■ Material for the task:
····················

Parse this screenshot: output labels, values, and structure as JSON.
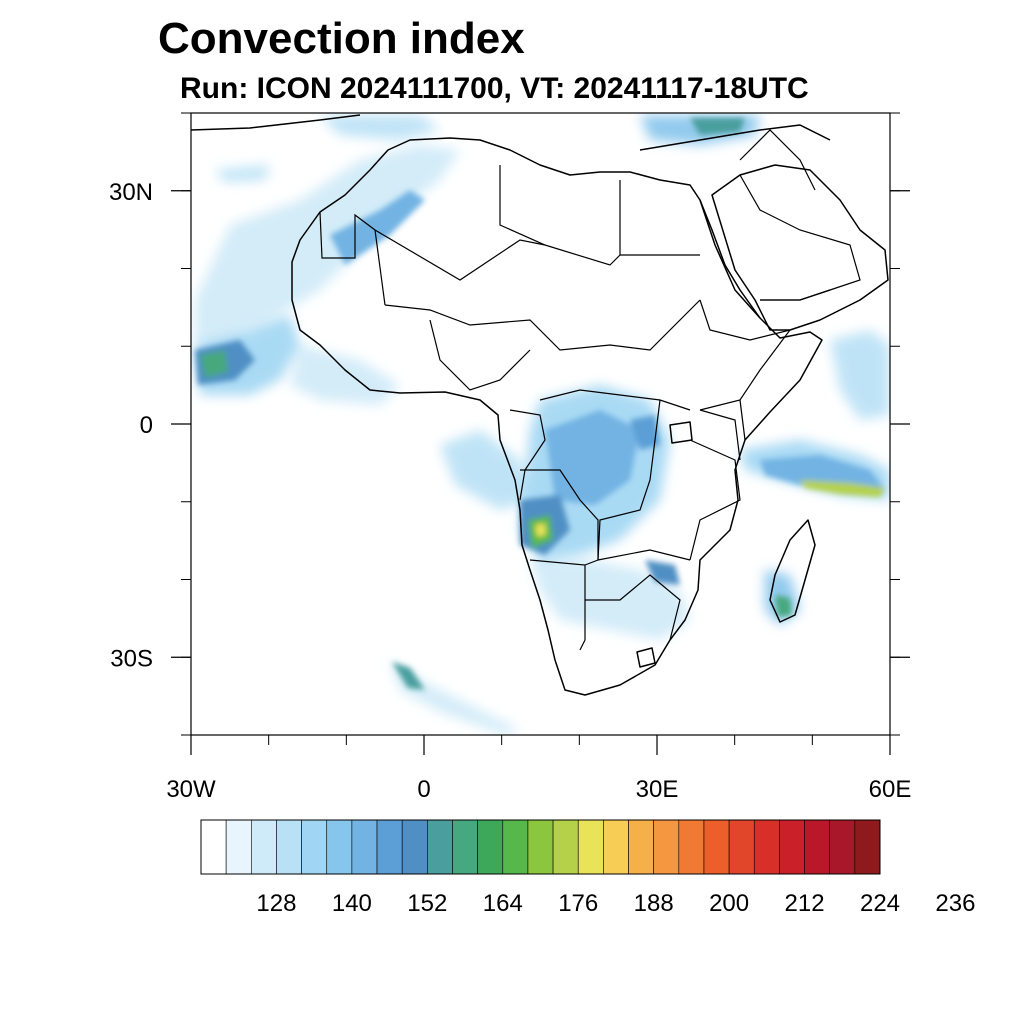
{
  "header": {
    "title": "Convection index",
    "subtitle": "Run: ICON 2024111700,  VT: 20241117-18UTC"
  },
  "map": {
    "region": "Africa",
    "lon_range": [
      -30,
      60
    ],
    "lat_range": [
      -40,
      40
    ],
    "lon_tick_labels": [
      {
        "lon": -30,
        "label": "30W"
      },
      {
        "lon": 0,
        "label": "0"
      },
      {
        "lon": 30,
        "label": "30E"
      },
      {
        "lon": 60,
        "label": "60E"
      }
    ],
    "lat_tick_labels": [
      {
        "lat": 30,
        "label": "30N"
      },
      {
        "lat": 0,
        "label": "0"
      },
      {
        "lat": -30,
        "label": "30S"
      }
    ],
    "minor_lon_ticks": [
      -30,
      -20,
      -10,
      0,
      10,
      20,
      30,
      40,
      50,
      60
    ],
    "minor_lat_ticks": [
      -40,
      -30,
      -20,
      -10,
      0,
      10,
      20,
      30,
      40
    ]
  },
  "colorbar": {
    "colors": [
      "#ffffff",
      "#e8f5fc",
      "#cfeaf8",
      "#b9e1f6",
      "#a0d6f3",
      "#86c5ec",
      "#72b3e3",
      "#5c9fd6",
      "#4f8fc4",
      "#4a9e9e",
      "#46a87e",
      "#3ea85a",
      "#56b84a",
      "#8cc63e",
      "#b5d14a",
      "#e9e35a",
      "#f8cd55",
      "#f6b04a",
      "#f59640",
      "#f07a34",
      "#ec5f2b",
      "#e2462a",
      "#d83028",
      "#c92029",
      "#b8182a",
      "#a8172a",
      "#8e1a1d"
    ],
    "labels": [
      "128",
      "140",
      "152",
      "164",
      "176",
      "188",
      "200",
      "212",
      "224",
      "236"
    ]
  }
}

····················

■ Task: Reproduce each line exactly as it appears, omitting the pictures.

■ Exercise response:
Parse this screenshot: output labels, values, and structure as JSON.
{
  "header": {
    "title": "Convection index",
    "subtitle": "Run: ICON 2024111700,  VT: 20241117-18UTC"
  },
  "map": {
    "region": "Africa",
    "lon_range": [
      -30,
      60
    ],
    "lat_range": [
      -40,
      40
    ],
    "lon_tick_labels": [
      {
        "lon": -30,
        "label": "30W"
      },
      {
        "lon": 0,
        "label": "0"
      },
      {
        "lon": 30,
        "label": "30E"
      },
      {
        "lon": 60,
        "label": "60E"
      }
    ],
    "lat_tick_labels": [
      {
        "lat": 30,
        "label": "30N"
      },
      {
        "lat": 0,
        "label": "0"
      },
      {
        "lat": -30,
        "label": "30S"
      }
    ],
    "minor_lon_ticks": [
      -30,
      -20,
      -10,
      0,
      10,
      20,
      30,
      40,
      50,
      60
    ],
    "minor_lat_ticks": [
      -40,
      -30,
      -20,
      -10,
      0,
      10,
      20,
      30,
      40
    ]
  },
  "colorbar": {
    "colors": [
      "#ffffff",
      "#e8f5fc",
      "#cfeaf8",
      "#b9e1f6",
      "#a0d6f3",
      "#86c5ec",
      "#72b3e3",
      "#5c9fd6",
      "#4f8fc4",
      "#4a9e9e",
      "#46a87e",
      "#3ea85a",
      "#56b84a",
      "#8cc63e",
      "#b5d14a",
      "#e9e35a",
      "#f8cd55",
      "#f6b04a",
      "#f59640",
      "#f07a34",
      "#ec5f2b",
      "#e2462a",
      "#d83028",
      "#c92029",
      "#b8182a",
      "#a8172a",
      "#8e1a1d"
    ],
    "labels": [
      "128",
      "140",
      "152",
      "164",
      "176",
      "188",
      "200",
      "212",
      "224",
      "236"
    ]
  }
}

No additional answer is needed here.